TASK GOAL | Transcribe the data in full and exactly, omitting any pictures.

DATASET RECORDS |
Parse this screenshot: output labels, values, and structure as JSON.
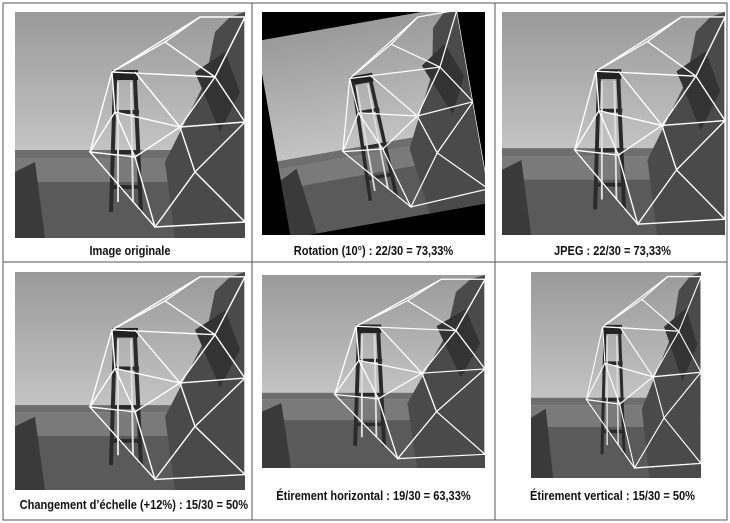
{
  "captions": [
    "Image originale",
    "Rotation (10°) : 22/30 = 73,33%",
    "JPEG : 22/30 = 73,33%",
    "Changement d’échelle (+12%) : 15/30 = 50%",
    "Étirement horizontal : 19/30 = 63,33%",
    "Étirement vertical : 15/30 = 50%"
  ]
}
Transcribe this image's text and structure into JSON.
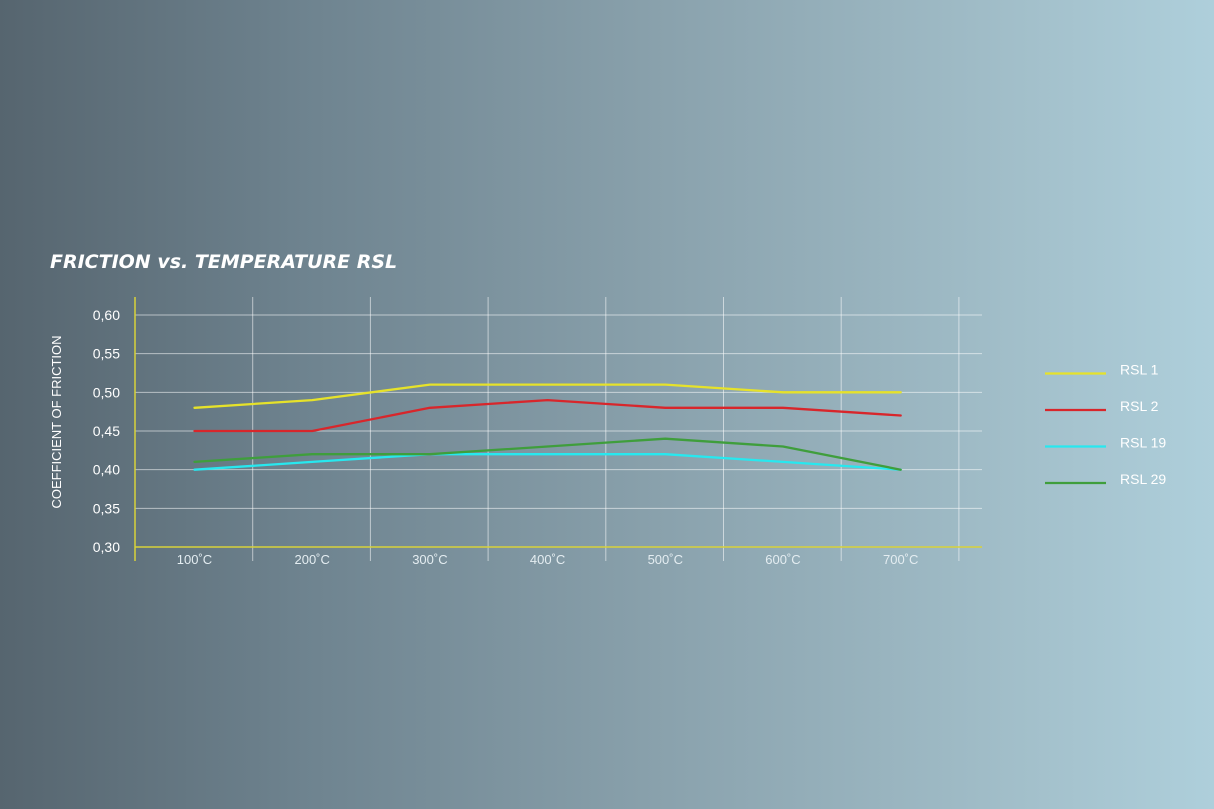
{
  "chart_data": {
    "type": "line",
    "title": "FRICTION vs. TEMPERATURE RSL",
    "xlabel": "",
    "ylabel": "COEFFICIENT OF FRICTION",
    "categories": [
      "100˚C",
      "200˚C",
      "300˚C",
      "400˚C",
      "500˚C",
      "600˚C",
      "700˚C"
    ],
    "yticks": [
      "0,30",
      "0,35",
      "0,40",
      "0,45",
      "0,50",
      "0,55",
      "0,60"
    ],
    "ylim": [
      0.3,
      0.62
    ],
    "grid": true,
    "legend_position": "right",
    "axis_color": "#d8d23a",
    "series": [
      {
        "name": "RSL 1",
        "color": "#e6e22a",
        "values": [
          0.48,
          0.49,
          0.51,
          0.51,
          0.51,
          0.5,
          0.5
        ]
      },
      {
        "name": "RSL 2",
        "color": "#d8262b",
        "values": [
          0.45,
          0.45,
          0.48,
          0.49,
          0.48,
          0.48,
          0.47
        ]
      },
      {
        "name": "RSL 19",
        "color": "#27e8ef",
        "values": [
          0.4,
          0.41,
          0.42,
          0.42,
          0.42,
          0.41,
          0.4
        ]
      },
      {
        "name": "RSL 29",
        "color": "#3f9e3c",
        "values": [
          0.41,
          0.42,
          0.42,
          0.43,
          0.44,
          0.43,
          0.4
        ]
      }
    ]
  }
}
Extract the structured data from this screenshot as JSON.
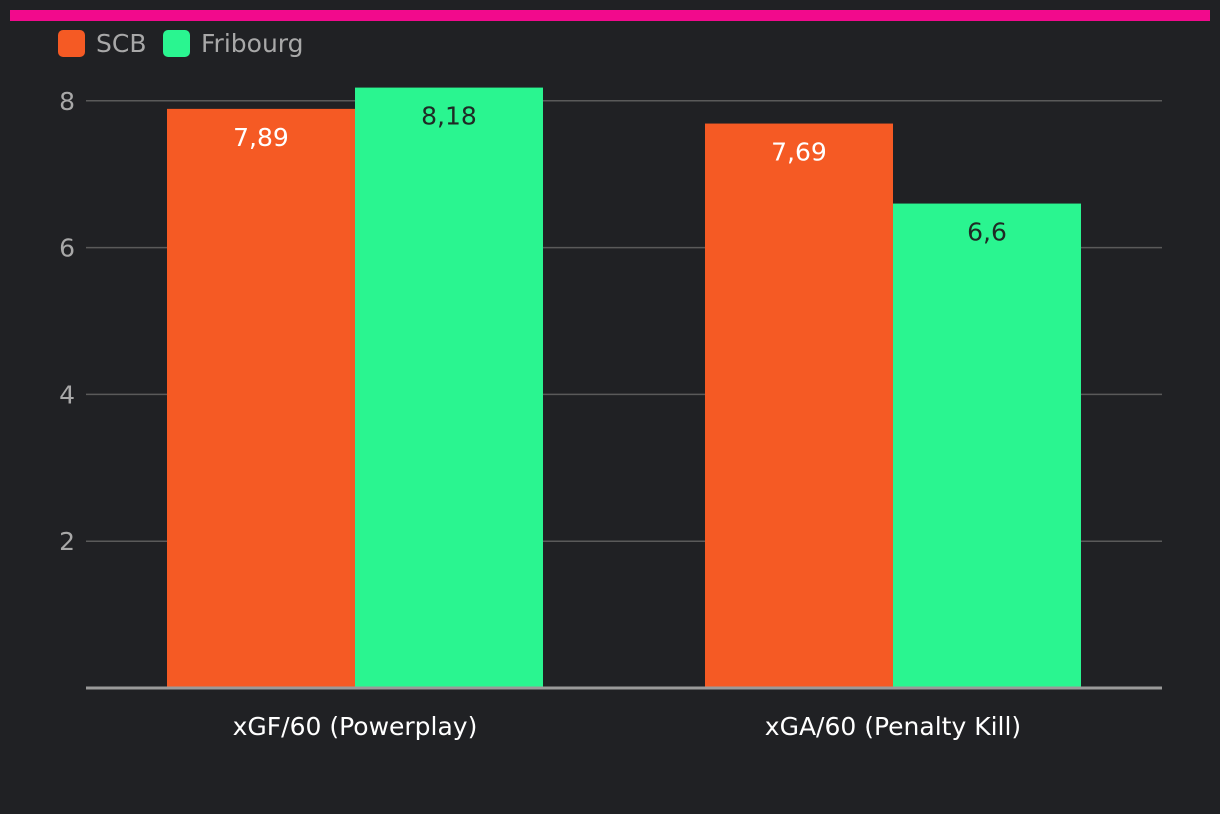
{
  "colors": {
    "background": "#202124",
    "accent_bar": "#f20a8c",
    "gridline": "#5a5a5a",
    "axis": "#9a9a9a"
  },
  "chart_data": {
    "type": "bar",
    "title": "",
    "xlabel": "",
    "ylabel": "",
    "categories": [
      "xGF/60 (Powerplay)",
      "xGA/60 (Penalty Kill)"
    ],
    "series": [
      {
        "name": "SCB",
        "color": "#f55a24",
        "label_color": "#ffffff",
        "values": [
          7.89,
          7.69
        ],
        "value_labels": [
          "7,89",
          "7,69"
        ]
      },
      {
        "name": "Fribourg",
        "color": "#2af590",
        "label_color": "#1f2a25",
        "values": [
          8.18,
          6.6
        ],
        "value_labels": [
          "8,18",
          "6,6"
        ]
      }
    ],
    "yticks": [
      2,
      4,
      6,
      8
    ],
    "ytick_labels": [
      "2",
      "4",
      "6",
      "8"
    ],
    "ylim": [
      0,
      8
    ],
    "grid": true,
    "legend_position": "top-left"
  }
}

FINISHED ANSWER |
Parse this screenshot: output labels, values, and structure as JSON.
{
  "captions": [
    "Image originale",
    "Rotation (10°) : 22/30 = 73,33%",
    "JPEG : 22/30 = 73,33%",
    "Changement d’échelle (+12%) : 15/30 = 50%",
    "Étirement horizontal : 19/30 = 63,33%",
    "Étirement vertical : 15/30 = 50%"
  ]
}
Transcribe this image's text and structure into JSON.
{
  "chart_data": {
    "type": "line",
    "title": "FRICTION vs. TEMPERATURE RSL",
    "xlabel": "",
    "ylabel": "COEFFICIENT OF FRICTION",
    "categories": [
      "100˚C",
      "200˚C",
      "300˚C",
      "400˚C",
      "500˚C",
      "600˚C",
      "700˚C"
    ],
    "yticks": [
      "0,30",
      "0,35",
      "0,40",
      "0,45",
      "0,50",
      "0,55",
      "0,60"
    ],
    "ylim": [
      0.3,
      0.62
    ],
    "grid": true,
    "legend_position": "right",
    "axis_color": "#d8d23a",
    "series": [
      {
        "name": "RSL 1",
        "color": "#e6e22a",
        "values": [
          0.48,
          0.49,
          0.51,
          0.51,
          0.51,
          0.5,
          0.5
        ]
      },
      {
        "name": "RSL 2",
        "color": "#d8262b",
        "values": [
          0.45,
          0.45,
          0.48,
          0.49,
          0.48,
          0.48,
          0.47
        ]
      },
      {
        "name": "RSL 19",
        "color": "#27e8ef",
        "values": [
          0.4,
          0.41,
          0.42,
          0.42,
          0.42,
          0.41,
          0.4
        ]
      },
      {
        "name": "RSL 29",
        "color": "#3f9e3c",
        "values": [
          0.41,
          0.42,
          0.42,
          0.43,
          0.44,
          0.43,
          0.4
        ]
      }
    ]
  }
}
Extract the structured data from this screenshot as JSON.
{
  "colors": {
    "background": "#202124",
    "accent_bar": "#f20a8c",
    "gridline": "#5a5a5a",
    "axis": "#9a9a9a"
  },
  "chart_data": {
    "type": "bar",
    "title": "",
    "xlabel": "",
    "ylabel": "",
    "categories": [
      "xGF/60 (Powerplay)",
      "xGA/60 (Penalty Kill)"
    ],
    "series": [
      {
        "name": "SCB",
        "color": "#f55a24",
        "label_color": "#ffffff",
        "values": [
          7.89,
          7.69
        ],
        "value_labels": [
          "7,89",
          "7,69"
        ]
      },
      {
        "name": "Fribourg",
        "color": "#2af590",
        "label_color": "#1f2a25",
        "values": [
          8.18,
          6.6
        ],
        "value_labels": [
          "8,18",
          "6,6"
        ]
      }
    ],
    "yticks": [
      2,
      4,
      6,
      8
    ],
    "ytick_labels": [
      "2",
      "4",
      "6",
      "8"
    ],
    "ylim": [
      0,
      8
    ],
    "grid": true,
    "legend_position": "top-left"
  }
}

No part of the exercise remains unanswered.